What to produce: Quote all of the data exactly as given. Skip every picture it contains.
#####
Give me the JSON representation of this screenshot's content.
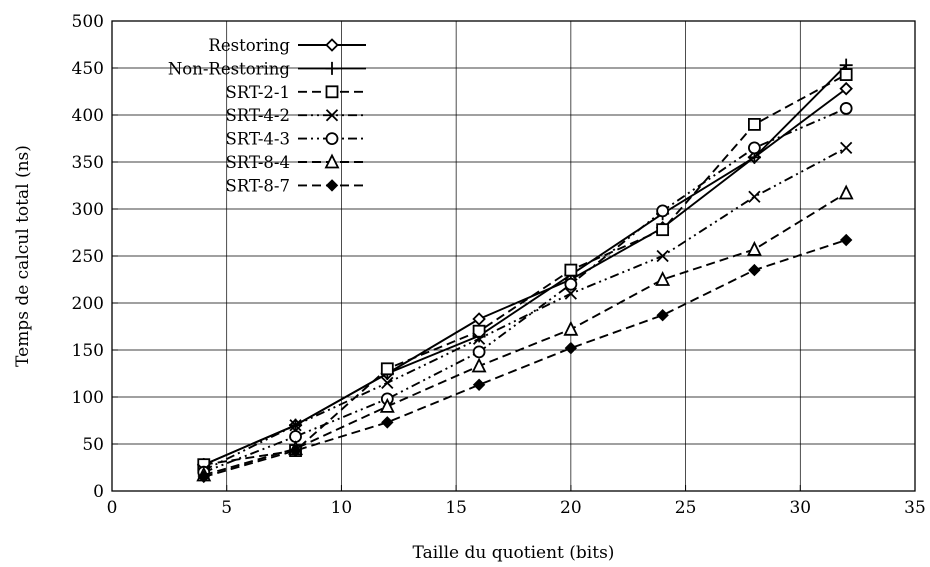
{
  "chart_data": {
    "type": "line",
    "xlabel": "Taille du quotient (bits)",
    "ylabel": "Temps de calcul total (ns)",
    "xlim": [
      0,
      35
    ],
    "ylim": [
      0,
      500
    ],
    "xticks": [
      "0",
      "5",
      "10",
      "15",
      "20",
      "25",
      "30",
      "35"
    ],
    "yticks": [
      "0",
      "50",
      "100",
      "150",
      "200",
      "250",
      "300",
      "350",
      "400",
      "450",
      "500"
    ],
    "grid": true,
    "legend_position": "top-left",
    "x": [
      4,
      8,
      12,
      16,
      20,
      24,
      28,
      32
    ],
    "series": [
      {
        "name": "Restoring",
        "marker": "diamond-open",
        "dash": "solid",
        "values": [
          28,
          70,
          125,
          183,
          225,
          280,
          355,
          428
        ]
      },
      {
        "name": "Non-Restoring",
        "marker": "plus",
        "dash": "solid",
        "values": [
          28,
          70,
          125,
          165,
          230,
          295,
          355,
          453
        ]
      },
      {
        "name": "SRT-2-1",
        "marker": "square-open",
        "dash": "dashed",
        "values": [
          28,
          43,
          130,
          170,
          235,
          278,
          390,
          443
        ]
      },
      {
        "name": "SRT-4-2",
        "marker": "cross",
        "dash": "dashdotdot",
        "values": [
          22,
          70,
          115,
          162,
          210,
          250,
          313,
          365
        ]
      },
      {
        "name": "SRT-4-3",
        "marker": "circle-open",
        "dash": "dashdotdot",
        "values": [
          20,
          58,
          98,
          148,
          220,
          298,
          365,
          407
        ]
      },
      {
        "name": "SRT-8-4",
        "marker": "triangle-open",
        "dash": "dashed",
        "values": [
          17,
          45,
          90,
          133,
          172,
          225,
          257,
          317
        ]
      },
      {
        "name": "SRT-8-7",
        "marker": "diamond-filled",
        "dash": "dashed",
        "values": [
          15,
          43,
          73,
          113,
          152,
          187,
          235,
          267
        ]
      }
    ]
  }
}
#####
Correct answer:
Give me the JSON representation of this screenshot's content.
{
  "chart_data": {
    "type": "line",
    "xlabel": "Taille du quotient (bits)",
    "ylabel": "Temps de calcul total (ns)",
    "xlim": [
      0,
      35
    ],
    "ylim": [
      0,
      500
    ],
    "xticks": [
      "0",
      "5",
      "10",
      "15",
      "20",
      "25",
      "30",
      "35"
    ],
    "yticks": [
      "0",
      "50",
      "100",
      "150",
      "200",
      "250",
      "300",
      "350",
      "400",
      "450",
      "500"
    ],
    "grid": true,
    "legend_position": "top-left",
    "x": [
      4,
      8,
      12,
      16,
      20,
      24,
      28,
      32
    ],
    "series": [
      {
        "name": "Restoring",
        "marker": "diamond-open",
        "dash": "solid",
        "values": [
          28,
          70,
          125,
          183,
          225,
          280,
          355,
          428
        ]
      },
      {
        "name": "Non-Restoring",
        "marker": "plus",
        "dash": "solid",
        "values": [
          28,
          70,
          125,
          165,
          230,
          295,
          355,
          453
        ]
      },
      {
        "name": "SRT-2-1",
        "marker": "square-open",
        "dash": "dashed",
        "values": [
          28,
          43,
          130,
          170,
          235,
          278,
          390,
          443
        ]
      },
      {
        "name": "SRT-4-2",
        "marker": "cross",
        "dash": "dashdotdot",
        "values": [
          22,
          70,
          115,
          162,
          210,
          250,
          313,
          365
        ]
      },
      {
        "name": "SRT-4-3",
        "marker": "circle-open",
        "dash": "dashdotdot",
        "values": [
          20,
          58,
          98,
          148,
          220,
          298,
          365,
          407
        ]
      },
      {
        "name": "SRT-8-4",
        "marker": "triangle-open",
        "dash": "dashed",
        "values": [
          17,
          45,
          90,
          133,
          172,
          225,
          257,
          317
        ]
      },
      {
        "name": "SRT-8-7",
        "marker": "diamond-filled",
        "dash": "dashed",
        "values": [
          15,
          43,
          73,
          113,
          152,
          187,
          235,
          267
        ]
      }
    ]
  }
}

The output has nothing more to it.